WHAT TO PRODUCE: Lift every line from the entries that includes the word "document".

## Begin INPUT

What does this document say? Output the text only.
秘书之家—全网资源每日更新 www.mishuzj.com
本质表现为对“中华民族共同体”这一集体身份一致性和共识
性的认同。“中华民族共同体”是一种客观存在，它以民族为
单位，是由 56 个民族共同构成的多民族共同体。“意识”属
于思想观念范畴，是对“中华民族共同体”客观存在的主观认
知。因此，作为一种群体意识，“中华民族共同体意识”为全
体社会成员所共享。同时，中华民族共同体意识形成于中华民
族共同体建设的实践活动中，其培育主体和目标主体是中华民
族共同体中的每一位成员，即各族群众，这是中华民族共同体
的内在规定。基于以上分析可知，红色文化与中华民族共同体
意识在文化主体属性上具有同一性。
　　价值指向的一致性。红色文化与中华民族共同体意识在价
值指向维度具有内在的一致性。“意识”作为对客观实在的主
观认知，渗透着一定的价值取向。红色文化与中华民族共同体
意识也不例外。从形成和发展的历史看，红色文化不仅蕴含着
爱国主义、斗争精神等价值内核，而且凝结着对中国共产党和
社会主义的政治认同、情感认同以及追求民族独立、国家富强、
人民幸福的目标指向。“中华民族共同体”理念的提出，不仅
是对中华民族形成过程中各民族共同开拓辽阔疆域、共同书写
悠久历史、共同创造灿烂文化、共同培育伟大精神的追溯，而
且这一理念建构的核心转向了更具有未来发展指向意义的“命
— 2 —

## End INPUT
## Begin INPUT

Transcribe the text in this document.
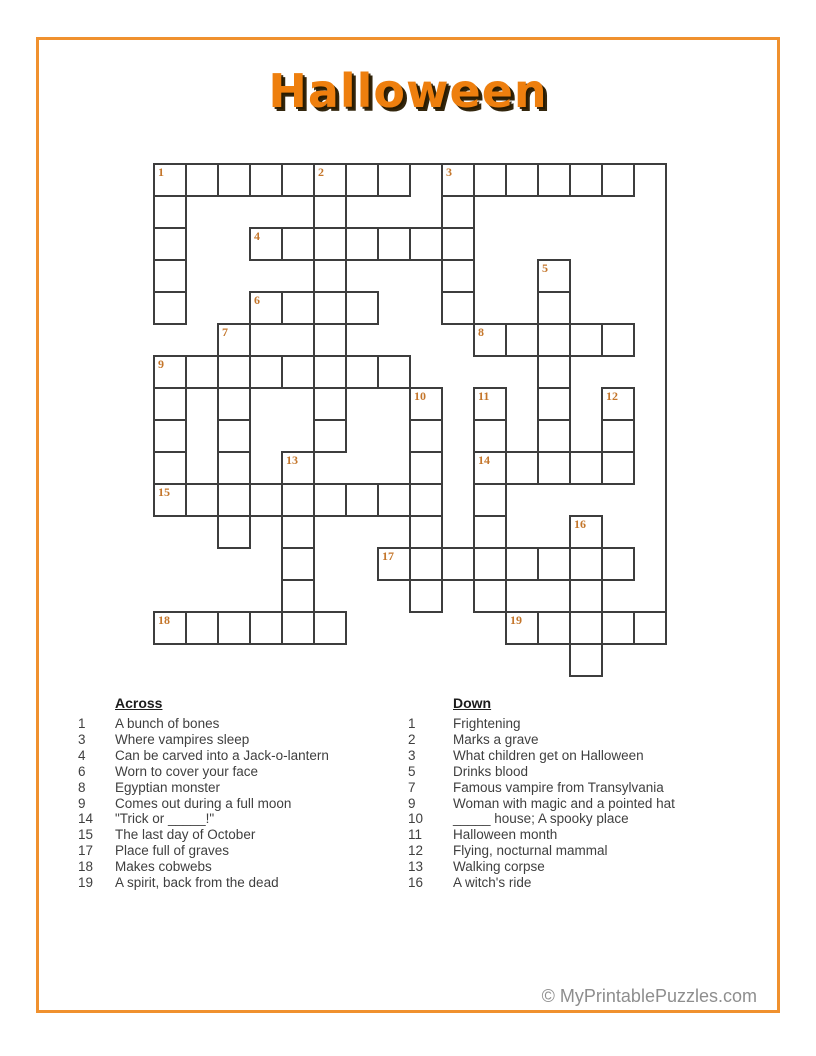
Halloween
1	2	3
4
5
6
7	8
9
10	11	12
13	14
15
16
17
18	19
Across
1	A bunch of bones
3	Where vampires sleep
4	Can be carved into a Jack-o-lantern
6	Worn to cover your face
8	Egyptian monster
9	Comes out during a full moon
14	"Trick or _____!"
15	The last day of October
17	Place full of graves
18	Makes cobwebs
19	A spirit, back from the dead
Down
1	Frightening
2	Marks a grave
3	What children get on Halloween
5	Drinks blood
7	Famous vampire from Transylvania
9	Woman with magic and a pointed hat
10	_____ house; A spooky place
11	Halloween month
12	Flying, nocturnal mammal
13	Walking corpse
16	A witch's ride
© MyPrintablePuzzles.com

## End INPUT

ANSWER TO THIS TASK:
What does this document say? Output the text only.
Transcribe the text in this document.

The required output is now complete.